Entries taken from a collection
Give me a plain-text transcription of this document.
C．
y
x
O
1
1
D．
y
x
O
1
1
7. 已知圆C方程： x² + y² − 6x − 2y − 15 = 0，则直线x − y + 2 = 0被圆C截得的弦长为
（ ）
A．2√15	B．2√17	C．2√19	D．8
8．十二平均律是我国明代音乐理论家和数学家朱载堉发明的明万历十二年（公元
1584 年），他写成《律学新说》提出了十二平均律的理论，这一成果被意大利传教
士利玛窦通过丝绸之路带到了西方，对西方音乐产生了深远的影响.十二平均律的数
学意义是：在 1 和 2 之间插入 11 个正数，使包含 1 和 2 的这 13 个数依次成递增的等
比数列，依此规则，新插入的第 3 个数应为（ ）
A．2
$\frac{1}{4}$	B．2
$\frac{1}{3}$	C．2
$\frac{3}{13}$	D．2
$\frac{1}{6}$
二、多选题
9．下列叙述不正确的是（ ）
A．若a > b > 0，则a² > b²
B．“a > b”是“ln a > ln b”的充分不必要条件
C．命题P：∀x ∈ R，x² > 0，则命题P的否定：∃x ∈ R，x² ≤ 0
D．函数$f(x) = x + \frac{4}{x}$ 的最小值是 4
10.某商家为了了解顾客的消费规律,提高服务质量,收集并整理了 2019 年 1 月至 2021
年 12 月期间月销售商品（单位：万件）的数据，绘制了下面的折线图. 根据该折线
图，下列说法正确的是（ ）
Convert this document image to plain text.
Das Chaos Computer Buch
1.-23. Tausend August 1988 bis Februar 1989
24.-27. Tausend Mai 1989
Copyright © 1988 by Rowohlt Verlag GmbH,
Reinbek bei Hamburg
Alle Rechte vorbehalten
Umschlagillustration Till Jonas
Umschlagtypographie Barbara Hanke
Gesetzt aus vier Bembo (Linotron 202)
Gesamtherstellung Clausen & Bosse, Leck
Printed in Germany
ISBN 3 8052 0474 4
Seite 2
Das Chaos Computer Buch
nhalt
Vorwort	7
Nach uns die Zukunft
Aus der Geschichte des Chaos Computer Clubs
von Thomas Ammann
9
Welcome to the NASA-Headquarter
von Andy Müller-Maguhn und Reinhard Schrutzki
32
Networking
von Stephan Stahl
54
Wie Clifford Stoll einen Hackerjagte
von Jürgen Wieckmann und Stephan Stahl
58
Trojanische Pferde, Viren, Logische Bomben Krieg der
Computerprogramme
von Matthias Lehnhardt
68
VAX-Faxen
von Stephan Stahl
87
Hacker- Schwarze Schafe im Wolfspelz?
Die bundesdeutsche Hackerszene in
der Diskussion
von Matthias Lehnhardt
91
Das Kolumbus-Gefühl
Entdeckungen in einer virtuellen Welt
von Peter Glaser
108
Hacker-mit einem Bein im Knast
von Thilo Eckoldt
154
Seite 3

→ Directions:
Faithfully transcribe the whole of the data.

→ Task output:
Give me a plain-text transcription of this document.
C．
y
x
O
1
1
D．
y
x
O
1
1
7. 已知圆C方程： x² + y² − 6x − 2y − 15 = 0，则直线x − y + 2 = 0被圆C截得的弦长为
（ ）
A．2√15	B．2√17	C．2√19	D．8
8．十二平均律是我国明代音乐理论家和数学家朱载堉发明的明万历十二年（公元
1584 年），他写成《律学新说》提出了十二平均律的理论，这一成果被意大利传教
士利玛窦通过丝绸之路带到了西方，对西方音乐产生了深远的影响.十二平均律的数
学意义是：在 1 和 2 之间插入 11 个正数，使包含 1 和 2 的这 13 个数依次成递增的等
比数列，依此规则，新插入的第 3 个数应为（ ）
A．2
$\frac{1}{4}$	B．2
$\frac{1}{3}$	C．2
$\frac{3}{13}$	D．2
$\frac{1}{6}$
二、多选题
9．下列叙述不正确的是（ ）
A．若a > b > 0，则a² > b²
B．“a > b”是“ln a > ln b”的充分不必要条件
C．命题P：∀x ∈ R，x² > 0，则命题P的否定：∃x ∈ R，x² ≤ 0
D．函数$f(x) = x + \frac{4}{x}$ 的最小值是 4
10.某商家为了了解顾客的消费规律,提高服务质量,收集并整理了 2019 年 1 月至 2021
年 12 月期间月销售商品（单位：万件）的数据，绘制了下面的折线图. 根据该折线
图，下列说法正确的是（ ）
Convert this document image to plain text.
Das Chaos Computer Buch
1.-23. Tausend August 1988 bis Februar 1989
24.-27. Tausend Mai 1989
Copyright © 1988 by Rowohlt Verlag GmbH,
Reinbek bei Hamburg
Alle Rechte vorbehalten
Umschlagillustration Till Jonas
Umschlagtypographie Barbara Hanke
Gesetzt aus vier Bembo (Linotron 202)
Gesamtherstellung Clausen & Bosse, Leck
Printed in Germany
ISBN 3 8052 0474 4
Seite 2
Das Chaos Computer Buch
nhalt
Vorwort	7
Nach uns die Zukunft
Aus der Geschichte des Chaos Computer Clubs
von Thomas Ammann
9
Welcome to the NASA-Headquarter
von Andy Müller-Maguhn und Reinhard Schrutzki
32
Networking
von Stephan Stahl
54
Wie Clifford Stoll einen Hackerjagte
von Jürgen Wieckmann und Stephan Stahl
58
Trojanische Pferde, Viren, Logische Bomben Krieg der
Computerprogramme
von Matthias Lehnhardt
68
VAX-Faxen
von Stephan Stahl
87
Hacker- Schwarze Schafe im Wolfspelz?
Die bundesdeutsche Hackerszene in
der Diskussion
von Matthias Lehnhardt
91
Das Kolumbus-Gefühl
Entdeckungen in einer virtuellen Welt
von Peter Glaser
108
Hacker-mit einem Bein im Knast
von Thilo Eckoldt
154
Seite 3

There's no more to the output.